The request: Give the number of lines in the entries that contain "supplies". State only the count.

Information shown:
===

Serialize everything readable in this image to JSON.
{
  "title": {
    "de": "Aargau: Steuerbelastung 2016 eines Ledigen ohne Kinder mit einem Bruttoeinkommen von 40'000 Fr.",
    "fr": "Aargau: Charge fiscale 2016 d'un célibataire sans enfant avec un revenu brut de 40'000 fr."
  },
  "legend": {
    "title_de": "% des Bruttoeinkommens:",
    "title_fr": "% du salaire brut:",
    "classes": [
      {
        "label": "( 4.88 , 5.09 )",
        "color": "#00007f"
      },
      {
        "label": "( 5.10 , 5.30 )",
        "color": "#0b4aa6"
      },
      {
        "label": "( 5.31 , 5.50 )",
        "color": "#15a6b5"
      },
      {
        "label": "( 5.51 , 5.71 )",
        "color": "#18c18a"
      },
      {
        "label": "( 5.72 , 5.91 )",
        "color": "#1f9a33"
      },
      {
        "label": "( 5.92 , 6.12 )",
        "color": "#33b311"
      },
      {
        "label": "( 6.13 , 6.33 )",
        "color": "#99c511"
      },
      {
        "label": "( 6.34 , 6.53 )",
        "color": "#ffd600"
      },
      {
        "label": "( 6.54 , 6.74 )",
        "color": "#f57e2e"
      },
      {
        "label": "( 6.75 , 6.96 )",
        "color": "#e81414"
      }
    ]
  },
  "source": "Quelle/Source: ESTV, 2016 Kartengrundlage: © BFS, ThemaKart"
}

===

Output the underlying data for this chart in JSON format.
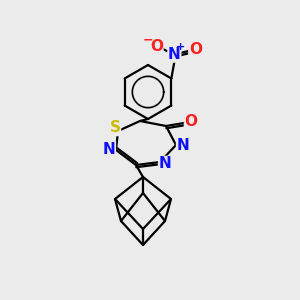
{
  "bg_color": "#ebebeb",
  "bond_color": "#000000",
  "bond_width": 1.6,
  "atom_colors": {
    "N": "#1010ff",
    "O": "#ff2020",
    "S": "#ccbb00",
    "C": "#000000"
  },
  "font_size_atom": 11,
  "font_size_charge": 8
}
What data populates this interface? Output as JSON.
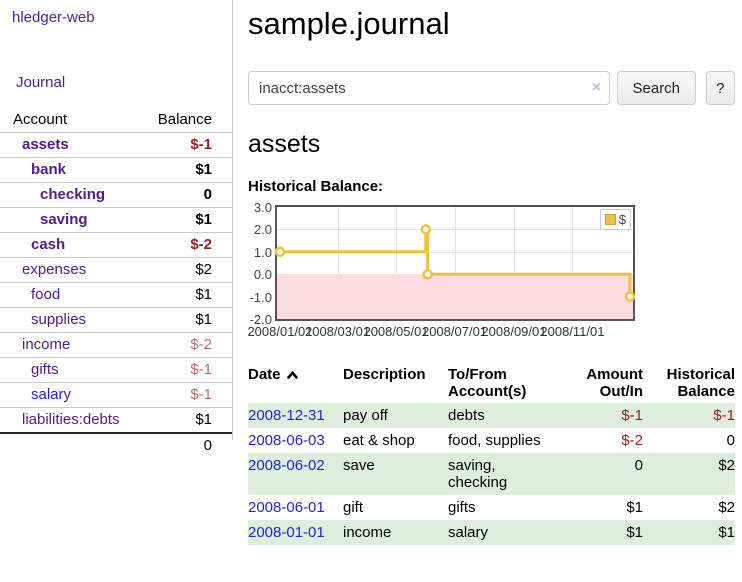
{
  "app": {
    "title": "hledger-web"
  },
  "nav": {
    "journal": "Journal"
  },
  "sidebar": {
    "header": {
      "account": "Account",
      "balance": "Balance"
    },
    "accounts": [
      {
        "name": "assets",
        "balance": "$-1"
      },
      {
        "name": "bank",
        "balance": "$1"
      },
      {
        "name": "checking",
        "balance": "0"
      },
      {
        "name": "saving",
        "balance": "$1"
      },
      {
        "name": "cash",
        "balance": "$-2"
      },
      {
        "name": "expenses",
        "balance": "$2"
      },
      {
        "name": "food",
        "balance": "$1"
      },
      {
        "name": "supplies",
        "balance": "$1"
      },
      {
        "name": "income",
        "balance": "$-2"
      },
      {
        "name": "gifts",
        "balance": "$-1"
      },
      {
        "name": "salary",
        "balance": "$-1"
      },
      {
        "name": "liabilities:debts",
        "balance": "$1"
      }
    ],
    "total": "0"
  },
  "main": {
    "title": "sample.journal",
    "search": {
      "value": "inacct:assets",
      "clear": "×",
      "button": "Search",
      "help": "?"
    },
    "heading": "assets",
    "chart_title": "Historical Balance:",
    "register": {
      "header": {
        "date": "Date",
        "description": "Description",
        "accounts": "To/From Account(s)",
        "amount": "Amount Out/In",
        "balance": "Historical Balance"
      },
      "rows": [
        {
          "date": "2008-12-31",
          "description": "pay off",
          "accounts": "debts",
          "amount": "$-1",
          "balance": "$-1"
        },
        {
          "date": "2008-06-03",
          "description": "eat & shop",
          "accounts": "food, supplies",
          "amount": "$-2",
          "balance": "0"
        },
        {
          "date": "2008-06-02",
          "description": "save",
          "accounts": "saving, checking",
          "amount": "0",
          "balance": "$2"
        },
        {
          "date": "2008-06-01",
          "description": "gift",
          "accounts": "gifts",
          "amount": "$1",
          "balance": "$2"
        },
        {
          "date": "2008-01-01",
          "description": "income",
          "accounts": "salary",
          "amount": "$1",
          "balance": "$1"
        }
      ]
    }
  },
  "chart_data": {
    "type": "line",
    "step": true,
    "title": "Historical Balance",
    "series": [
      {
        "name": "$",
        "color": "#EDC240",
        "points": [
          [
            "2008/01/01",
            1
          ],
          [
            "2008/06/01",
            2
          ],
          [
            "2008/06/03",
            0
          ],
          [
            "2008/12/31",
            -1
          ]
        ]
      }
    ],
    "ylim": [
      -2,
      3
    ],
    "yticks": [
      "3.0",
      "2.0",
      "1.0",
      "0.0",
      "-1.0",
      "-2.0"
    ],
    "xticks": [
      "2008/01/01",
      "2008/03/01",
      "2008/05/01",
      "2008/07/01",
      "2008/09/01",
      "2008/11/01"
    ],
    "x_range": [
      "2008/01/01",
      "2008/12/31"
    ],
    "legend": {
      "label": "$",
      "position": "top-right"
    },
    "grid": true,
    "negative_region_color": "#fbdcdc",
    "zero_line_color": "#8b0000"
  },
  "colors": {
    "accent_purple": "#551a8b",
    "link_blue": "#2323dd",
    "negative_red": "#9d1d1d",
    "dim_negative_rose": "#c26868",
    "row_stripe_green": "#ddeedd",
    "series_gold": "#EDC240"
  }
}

===

Output for this exercise: 2